→ **Description of the task**
Can you format the rows starting at the one containing "road-shield-d12: D 12: [522, 491, 550, 505]" and ending at the one containing "map-canvas[interactable]: Quai de" as a JSON list of strings, with one string per row and blank lines left out?

--- start of Input rows ---

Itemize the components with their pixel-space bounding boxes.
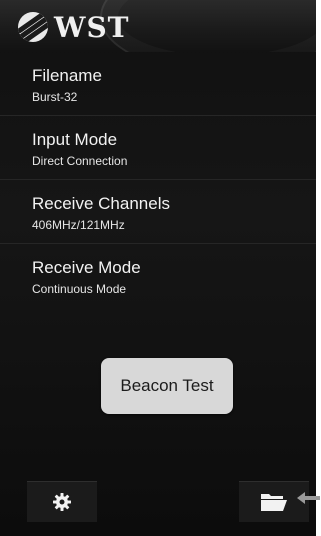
setting-value: Direct Connection	[32, 154, 128, 168]
folder-icon	[261, 494, 287, 511]
header-background-art	[100, 0, 316, 52]
gear-icon	[53, 493, 71, 511]
setting-receive-channels[interactable]: Receive Channels 406MHz/121MHz	[0, 180, 316, 244]
setting-title: Receive Mode	[32, 258, 141, 277]
setting-title: Filename	[32, 66, 102, 85]
setting-value: Continuous Mode	[32, 282, 127, 296]
pointer-arrow-icon	[297, 492, 320, 504]
settings-list: Filename Burst-32 Input Mode Direct Conn…	[0, 52, 316, 308]
setting-value: Burst-32	[32, 90, 78, 104]
beacon-test-button[interactable]: Beacon Test	[101, 358, 233, 414]
logo-text: WST	[54, 10, 130, 44]
app-screen: WST Filename Burst-32 Input Mode Direct …	[0, 0, 316, 536]
setting-title: Receive Channels	[32, 194, 170, 213]
setting-input-mode[interactable]: Input Mode Direct Connection	[0, 116, 316, 180]
setting-title: Input Mode	[32, 130, 118, 149]
settings-button[interactable]	[27, 481, 97, 522]
setting-value: 406MHz/121MHz	[32, 218, 125, 232]
app-header: WST	[0, 0, 316, 52]
wst-logo-icon	[18, 12, 48, 42]
setting-receive-mode[interactable]: Receive Mode Continuous Mode	[0, 244, 316, 308]
wst-logo: WST	[18, 10, 130, 44]
setting-filename[interactable]: Filename Burst-32	[0, 52, 316, 116]
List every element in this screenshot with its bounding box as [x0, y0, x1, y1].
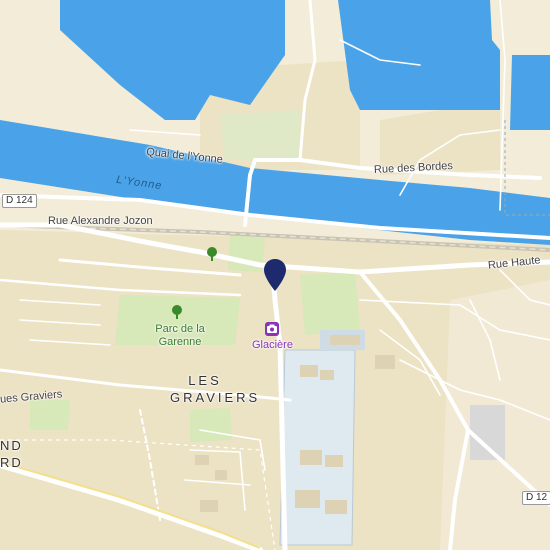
road-shield-d12: D 12: [522, 491, 550, 505]
tree-icon: [172, 305, 182, 319]
park-label-garenne: Parc de la Garenne: [155, 323, 205, 348]
camera-icon[interactable]: [265, 322, 279, 336]
map-canvas[interactable]: Quai de l'Yonne Rue des Bordes L'Yonne D…: [0, 0, 550, 550]
street-label-rue-alexandre-jozon: Rue Alexandre Jozon: [48, 215, 153, 227]
water-reservoir-right: [338, 0, 500, 110]
location-pin-icon[interactable]: [263, 258, 287, 292]
district-label-les-graviers: LES GRAVIERS: [170, 373, 261, 405]
place-label-partial-top: ND: [0, 438, 23, 453]
road-shield-d124: D 124: [2, 194, 37, 208]
poi-label-glaciere[interactable]: Glacière: [252, 340, 293, 351]
water-reservoir-left: [60, 0, 285, 120]
place-label-partial-bottom: RD: [0, 455, 23, 470]
water-reservoir-far-right: [510, 55, 550, 130]
tree-icon: [207, 247, 217, 261]
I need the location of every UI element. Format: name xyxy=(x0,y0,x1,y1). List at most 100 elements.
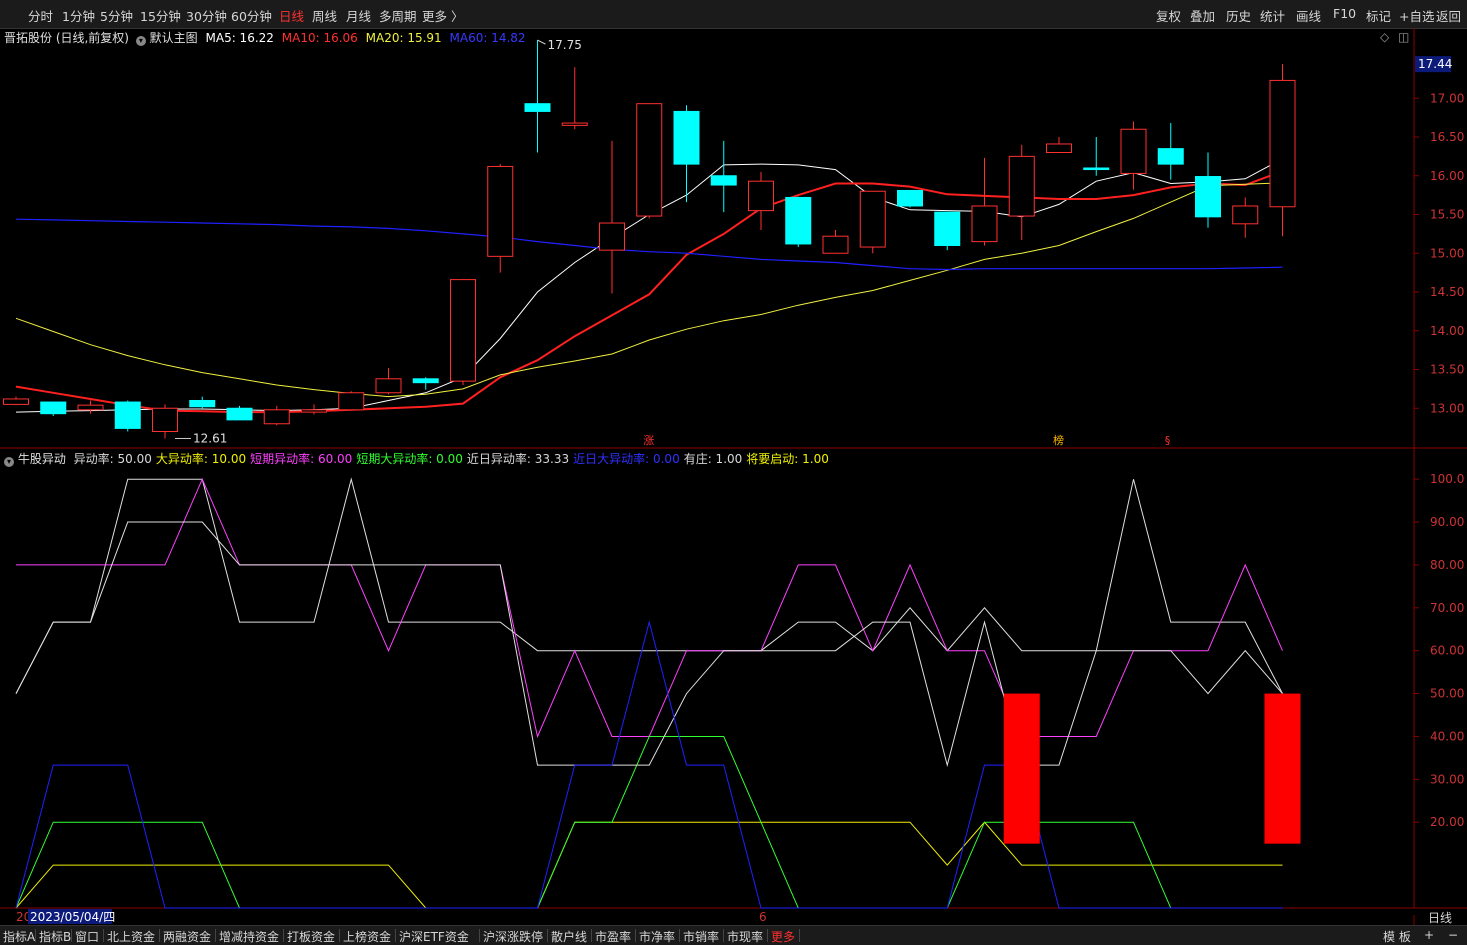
candle-body xyxy=(1046,143,1072,154)
bottom-tab-15[interactable]: 更多 xyxy=(771,928,795,945)
candle-body xyxy=(822,235,849,254)
bottom-tab-7[interactable]: 上榜资金 xyxy=(343,928,391,945)
tab-separator xyxy=(283,929,284,942)
osc-tick-label: 50.00 xyxy=(1430,687,1464,701)
diamond-icon[interactable]: ◇ xyxy=(1380,30,1389,44)
high-price-label: 17.75 xyxy=(548,38,582,52)
candle-body xyxy=(77,404,104,411)
candle-body xyxy=(3,398,29,405)
candle-body xyxy=(934,211,961,247)
price-tick-label: 17.00 xyxy=(1430,91,1464,105)
osc-tick-label: 70.00 xyxy=(1430,601,1464,615)
indicator-title[interactable]: 牛股异动 xyxy=(18,452,66,466)
indicator-value-3: 短期大异动率: 0.00 xyxy=(356,452,463,466)
candle-body xyxy=(599,222,625,251)
bottom-tab-8[interactable]: 沪深ETF资金 xyxy=(399,928,469,945)
price-tick-label: 16.50 xyxy=(1430,130,1464,144)
price-tick-label: 15.50 xyxy=(1430,208,1464,222)
candle-body xyxy=(748,180,774,212)
template-button[interactable]: 模 板 xyxy=(1383,928,1411,945)
bottom-tab-13[interactable]: 市销率 xyxy=(683,928,719,945)
price-tick-label: 16.00 xyxy=(1430,169,1464,183)
candle-body xyxy=(710,175,737,186)
candle-body xyxy=(785,196,812,245)
event-marker-2: § xyxy=(1165,434,1171,447)
candle-body xyxy=(189,400,216,408)
candle-body xyxy=(40,401,67,415)
candle-body xyxy=(1232,205,1259,225)
tab-separator xyxy=(591,929,592,942)
candle-body xyxy=(487,165,514,257)
osc-bar xyxy=(1264,693,1301,844)
template-name[interactable]: 默认主图 xyxy=(150,31,198,45)
price-tick-label: 14.50 xyxy=(1430,285,1464,299)
bottom-tab-2[interactable]: 窗口 xyxy=(75,928,99,945)
candle-body xyxy=(673,110,700,165)
tab-separator xyxy=(339,929,340,942)
bottom-tab-4[interactable]: 两融资金 xyxy=(163,928,211,945)
candle-body xyxy=(1157,148,1184,165)
indicator-value-1: 大异动率: 10.00 xyxy=(155,452,247,466)
event-marker-1: 榜 xyxy=(1053,433,1064,447)
bottom-tab-14[interactable]: 市现率 xyxy=(727,928,763,945)
indicator-value-0: 异动率: 50.00 xyxy=(73,452,152,466)
indicator-toggle-icon[interactable]: ▾ xyxy=(4,457,14,467)
low-price-label: 12.61 xyxy=(193,431,227,445)
osc-tick-label: 60.00 xyxy=(1430,644,1464,658)
osc-line-1 xyxy=(15,821,1283,909)
bottom-tab-11[interactable]: 市盈率 xyxy=(595,928,631,945)
bottom-tab-1[interactable]: 指标B xyxy=(39,928,71,945)
indicator-value-4: 近日异动率: 33.33 xyxy=(466,452,570,466)
candle-body xyxy=(1120,128,1147,174)
osc-tick-label: 100.0 xyxy=(1430,472,1464,486)
bottom-tab-0[interactable]: 指标A xyxy=(3,928,35,945)
zoom-in-button[interactable]: + xyxy=(1424,928,1434,942)
ma20-value: MA20: 15.91 xyxy=(365,31,442,45)
bottom-tab-10[interactable]: 散户线 xyxy=(551,928,587,945)
indicator-tab-bar: 指标A 指标B 窗口 北上资金 两融资金 增减持资金 打板资金 上榜资金 沪深ETF资金 沪深涨跌… xyxy=(0,925,1467,945)
candle-body xyxy=(1008,155,1035,217)
bottom-tab-12[interactable]: 市净率 xyxy=(639,928,675,945)
candle-body xyxy=(375,378,402,394)
osc-tick-label: 80.00 xyxy=(1430,558,1464,572)
template-toggle-icon[interactable]: ▾ xyxy=(135,36,146,46)
osc-tick-label: 30.00 xyxy=(1430,772,1464,786)
stock-name[interactable]: 晋拓股份 (日线,前复权) xyxy=(4,31,129,45)
collapse-icon[interactable]: ◫ xyxy=(1398,30,1409,44)
tab-separator xyxy=(679,929,680,942)
candle-body xyxy=(1195,176,1221,218)
ma-line-ma60 xyxy=(15,218,1283,271)
candle-body xyxy=(263,409,290,425)
price-tick-label: 14.00 xyxy=(1430,324,1464,338)
tab-separator xyxy=(799,929,800,942)
osc-line-4 xyxy=(15,521,1283,768)
tab-separator xyxy=(479,929,480,942)
candle-body xyxy=(301,409,327,413)
tab-separator xyxy=(767,929,768,942)
indicator-value-5: 近日大异动率: 0.00 xyxy=(573,452,680,466)
candle-body xyxy=(897,189,923,207)
tab-separator xyxy=(635,929,636,942)
zoom-out-button[interactable]: − xyxy=(1448,928,1458,942)
tab-separator xyxy=(215,929,216,942)
candle-body xyxy=(152,407,178,432)
candle-body xyxy=(226,407,253,421)
candle-body xyxy=(412,378,439,384)
oscillator-lines xyxy=(15,477,1283,909)
tab-separator xyxy=(395,929,396,942)
bottom-tab-6[interactable]: 打板资金 xyxy=(287,928,335,945)
bottom-tab-5[interactable]: 增减持资金 xyxy=(219,928,279,945)
osc-line-2 xyxy=(16,477,1283,739)
high-marker xyxy=(537,39,546,45)
kline-chart[interactable]: 17.00 16.50 16.00 15.50 15.00 14.50 14.00 13.50… xyxy=(0,0,1467,944)
bottom-tab-3[interactable]: 北上资金 xyxy=(107,928,155,945)
indicator-value-6: 有庄: 1.00 xyxy=(683,452,743,466)
bottom-tab-9[interactable]: 沪深涨跌停 xyxy=(483,928,543,945)
osc-tick-label: 40.00 xyxy=(1430,729,1464,743)
osc-tick-label: 90.00 xyxy=(1430,515,1464,529)
candle-body xyxy=(1083,167,1110,171)
axis-labels: 17.00 16.50 16.00 15.50 15.00 14.50 14.00 13.50… xyxy=(16,38,1464,925)
date-mark-month: 6 xyxy=(759,910,767,924)
price-tick-label: 15.00 xyxy=(1430,246,1464,260)
candle-body xyxy=(561,122,588,126)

--- end of Input rows ---

→ **Problem solution**
[
  "road-shield-d12: D 12: [522, 491, 550, 505]",
  "tree-icon: [172, 305, 182, 319]",
  "park-label-garenne: Parc de la Garenne: [155, 323, 205, 348]",
  "camera-icon[interactable]: [265, 322, 279, 336]",
  "map-canvas[interactable]: Quai de l'Yonne Rue des Bordes L'Yonne D…: [0, 0, 550, 550]"
]